Recorded data
——————
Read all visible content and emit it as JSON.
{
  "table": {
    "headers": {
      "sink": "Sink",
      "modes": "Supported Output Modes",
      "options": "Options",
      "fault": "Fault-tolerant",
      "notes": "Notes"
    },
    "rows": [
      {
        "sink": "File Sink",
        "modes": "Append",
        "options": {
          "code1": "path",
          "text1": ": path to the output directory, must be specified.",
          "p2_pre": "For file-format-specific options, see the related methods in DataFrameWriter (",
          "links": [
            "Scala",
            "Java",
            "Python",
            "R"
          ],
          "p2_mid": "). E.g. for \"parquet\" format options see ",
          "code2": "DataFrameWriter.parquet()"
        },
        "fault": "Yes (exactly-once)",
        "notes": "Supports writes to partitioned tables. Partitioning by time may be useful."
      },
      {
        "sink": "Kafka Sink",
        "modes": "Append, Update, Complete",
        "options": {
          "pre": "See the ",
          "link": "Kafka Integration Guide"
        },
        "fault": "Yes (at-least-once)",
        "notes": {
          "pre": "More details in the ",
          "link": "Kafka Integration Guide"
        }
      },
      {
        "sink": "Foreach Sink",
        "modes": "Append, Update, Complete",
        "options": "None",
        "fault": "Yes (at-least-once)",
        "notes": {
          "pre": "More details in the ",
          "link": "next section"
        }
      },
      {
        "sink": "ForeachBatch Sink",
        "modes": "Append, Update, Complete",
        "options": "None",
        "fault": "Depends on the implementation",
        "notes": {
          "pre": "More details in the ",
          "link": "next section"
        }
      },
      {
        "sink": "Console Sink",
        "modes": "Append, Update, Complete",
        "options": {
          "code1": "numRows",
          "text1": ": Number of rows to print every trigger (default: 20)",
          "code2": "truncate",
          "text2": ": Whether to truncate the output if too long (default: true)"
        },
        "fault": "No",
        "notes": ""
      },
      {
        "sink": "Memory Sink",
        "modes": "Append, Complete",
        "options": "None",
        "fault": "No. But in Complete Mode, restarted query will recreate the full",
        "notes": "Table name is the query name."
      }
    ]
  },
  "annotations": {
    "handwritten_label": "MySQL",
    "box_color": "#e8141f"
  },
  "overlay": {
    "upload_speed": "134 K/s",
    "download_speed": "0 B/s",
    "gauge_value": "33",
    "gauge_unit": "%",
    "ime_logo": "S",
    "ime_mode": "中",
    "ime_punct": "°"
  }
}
——————
Job:
Of the lines in this listing, how many contain "path"? Reply with the number and nothing more.

Answer to this problem:
2